Output each entry verbatim and exclude every picture from it.
=====
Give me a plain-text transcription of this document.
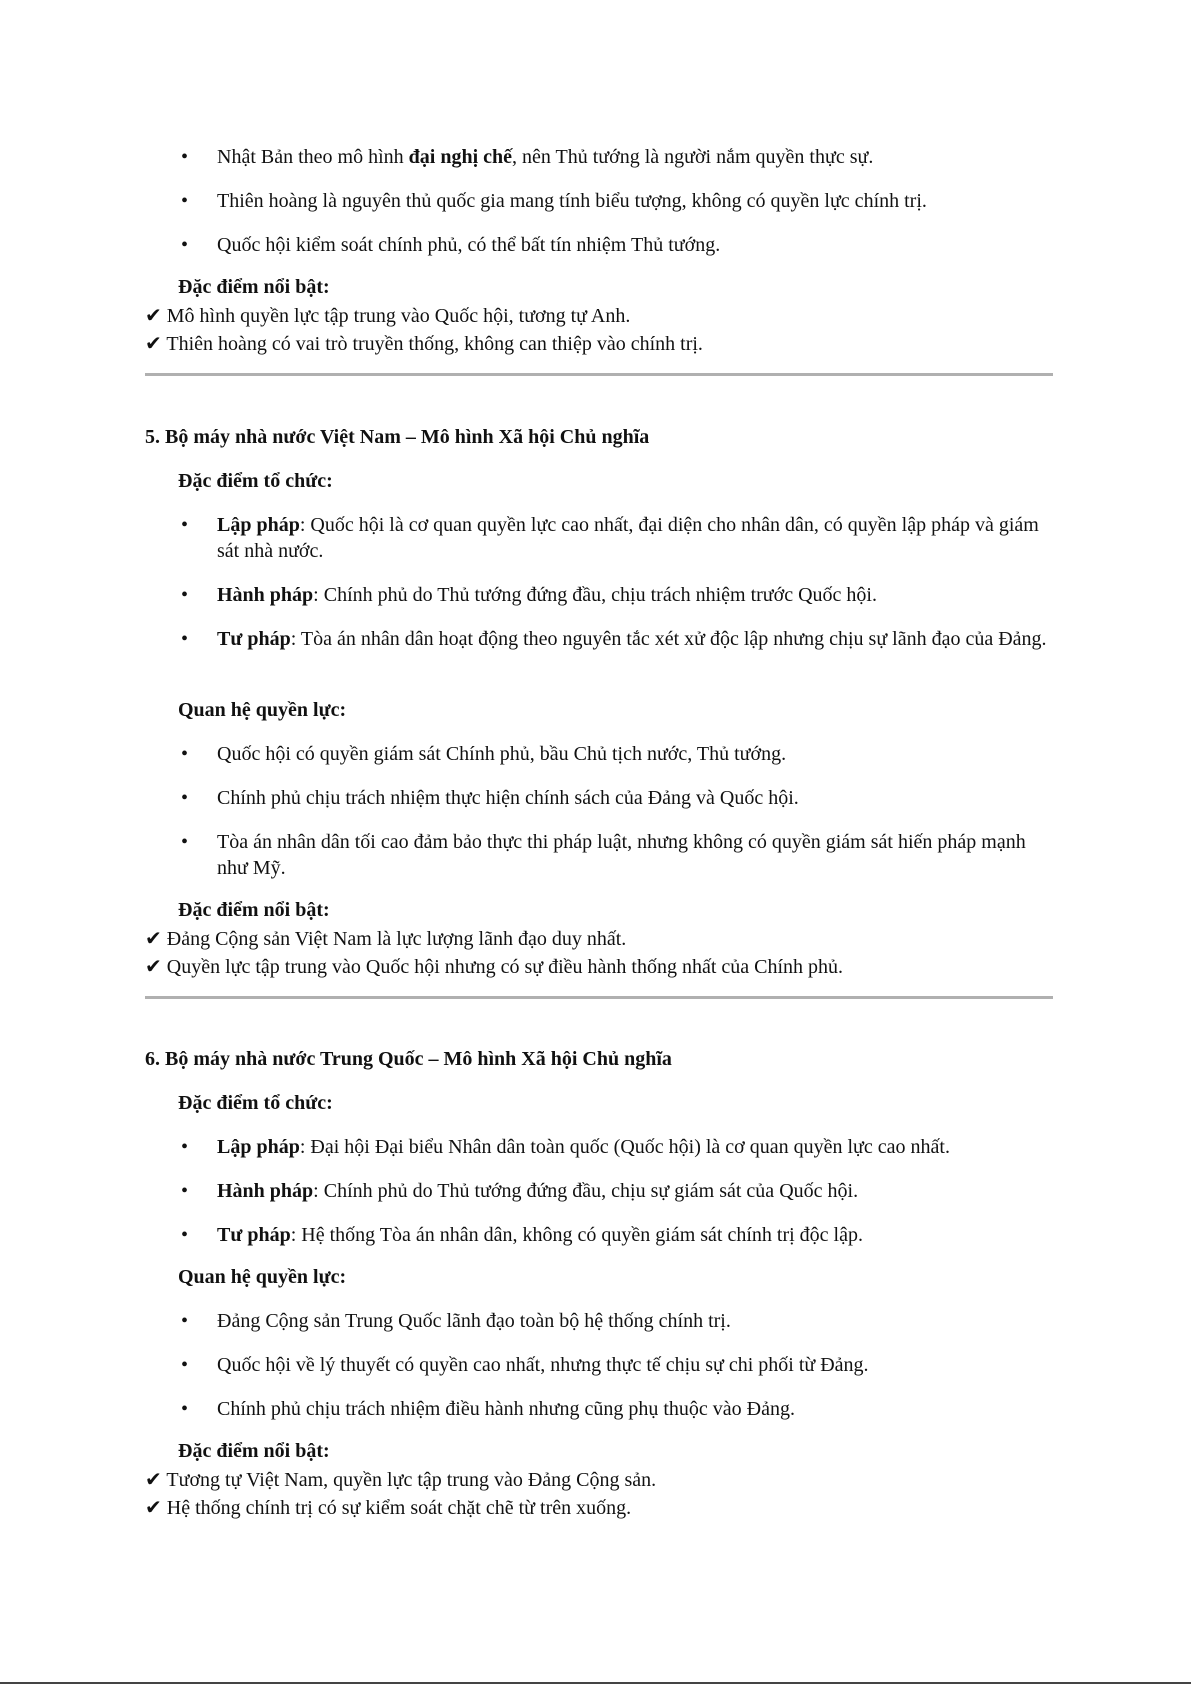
• Nhật Bản theo mô hình đại nghị chế, nên Thủ tướng là người nắm quyền thực sự.

• Thiên hoàng là nguyên thủ quốc gia mang tính biểu tượng, không có quyền lực chính trị.

• Quốc hội kiểm soát chính phủ, có thể bất tín nhiệm Thủ tướng.

Đặc điểm nổi bật:
✔ Mô hình quyền lực tập trung vào Quốc hội, tương tự Anh.
✔ Thiên hoàng có vai trò truyền thống, không can thiệp vào chính trị.
5. Bộ máy nhà nước Việt Nam – Mô hình Xã hội Chủ nghĩa
Đặc điểm tổ chức:

• Lập pháp: Quốc hội là cơ quan quyền lực cao nhất, đại diện cho nhân dân, có quyền lập pháp và giám sát nhà nước.

• Hành pháp: Chính phủ do Thủ tướng đứng đầu, chịu trách nhiệm trước Quốc hội.

• Tư pháp: Tòa án nhân dân hoạt động theo nguyên tắc xét xử độc lập nhưng chịu sự lãnh đạo của Đảng.

Quan hệ quyền lực:

• Quốc hội có quyền giám sát Chính phủ, bầu Chủ tịch nước, Thủ tướng.

• Chính phủ chịu trách nhiệm thực hiện chính sách của Đảng và Quốc hội.

• Tòa án nhân dân tối cao đảm bảo thực thi pháp luật, nhưng không có quyền giám sát hiến pháp mạnh như Mỹ.

Đặc điểm nổi bật:
✔ Đảng Cộng sản Việt Nam là lực lượng lãnh đạo duy nhất.
✔ Quyền lực tập trung vào Quốc hội nhưng có sự điều hành thống nhất của Chính phủ.
6. Bộ máy nhà nước Trung Quốc – Mô hình Xã hội Chủ nghĩa
Đặc điểm tổ chức:

• Lập pháp: Đại hội Đại biểu Nhân dân toàn quốc (Quốc hội) là cơ quan quyền lực cao nhất.

• Hành pháp: Chính phủ do Thủ tướng đứng đầu, chịu sự giám sát của Quốc hội.

• Tư pháp: Hệ thống Tòa án nhân dân, không có quyền giám sát chính trị độc lập.

Quan hệ quyền lực:

• Đảng Cộng sản Trung Quốc lãnh đạo toàn bộ hệ thống chính trị.

• Quốc hội về lý thuyết có quyền cao nhất, nhưng thực tế chịu sự chi phối từ Đảng.

• Chính phủ chịu trách nhiệm điều hành nhưng cũng phụ thuộc vào Đảng.

Đặc điểm nổi bật:
✔ Tương tự Việt Nam, quyền lực tập trung vào Đảng Cộng sản.
✔ Hệ thống chính trị có sự kiểm soát chặt chẽ từ trên xuống.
=====
### [Exercise solution]
Give me a plain-text transcription of this document.
• Nhật Bản theo mô hình đại nghị chế, nên Thủ tướng là người nắm quyền thực sự.

• Thiên hoàng là nguyên thủ quốc gia mang tính biểu tượng, không có quyền lực chính trị.

• Quốc hội kiểm soát chính phủ, có thể bất tín nhiệm Thủ tướng.

Đặc điểm nổi bật:
✔ Mô hình quyền lực tập trung vào Quốc hội, tương tự Anh.
✔ Thiên hoàng có vai trò truyền thống, không can thiệp vào chính trị.
5. Bộ máy nhà nước Việt Nam – Mô hình Xã hội Chủ nghĩa
Đặc điểm tổ chức:

• Lập pháp: Quốc hội là cơ quan quyền lực cao nhất, đại diện cho nhân dân, có quyền lập pháp và giám sát nhà nước.

• Hành pháp: Chính phủ do Thủ tướng đứng đầu, chịu trách nhiệm trước Quốc hội.

• Tư pháp: Tòa án nhân dân hoạt động theo nguyên tắc xét xử độc lập nhưng chịu sự lãnh đạo của Đảng.

Quan hệ quyền lực:

• Quốc hội có quyền giám sát Chính phủ, bầu Chủ tịch nước, Thủ tướng.

• Chính phủ chịu trách nhiệm thực hiện chính sách của Đảng và Quốc hội.

• Tòa án nhân dân tối cao đảm bảo thực thi pháp luật, nhưng không có quyền giám sát hiến pháp mạnh như Mỹ.

Đặc điểm nổi bật:
✔ Đảng Cộng sản Việt Nam là lực lượng lãnh đạo duy nhất.
✔ Quyền lực tập trung vào Quốc hội nhưng có sự điều hành thống nhất của Chính phủ.
6. Bộ máy nhà nước Trung Quốc – Mô hình Xã hội Chủ nghĩa
Đặc điểm tổ chức:

• Lập pháp: Đại hội Đại biểu Nhân dân toàn quốc (Quốc hội) là cơ quan quyền lực cao nhất.

• Hành pháp: Chính phủ do Thủ tướng đứng đầu, chịu sự giám sát của Quốc hội.

• Tư pháp: Hệ thống Tòa án nhân dân, không có quyền giám sát chính trị độc lập.

Quan hệ quyền lực:

• Đảng Cộng sản Trung Quốc lãnh đạo toàn bộ hệ thống chính trị.

• Quốc hội về lý thuyết có quyền cao nhất, nhưng thực tế chịu sự chi phối từ Đảng.

• Chính phủ chịu trách nhiệm điều hành nhưng cũng phụ thuộc vào Đảng.

Đặc điểm nổi bật:
✔ Tương tự Việt Nam, quyền lực tập trung vào Đảng Cộng sản.
✔ Hệ thống chính trị có sự kiểm soát chặt chẽ từ trên xuống.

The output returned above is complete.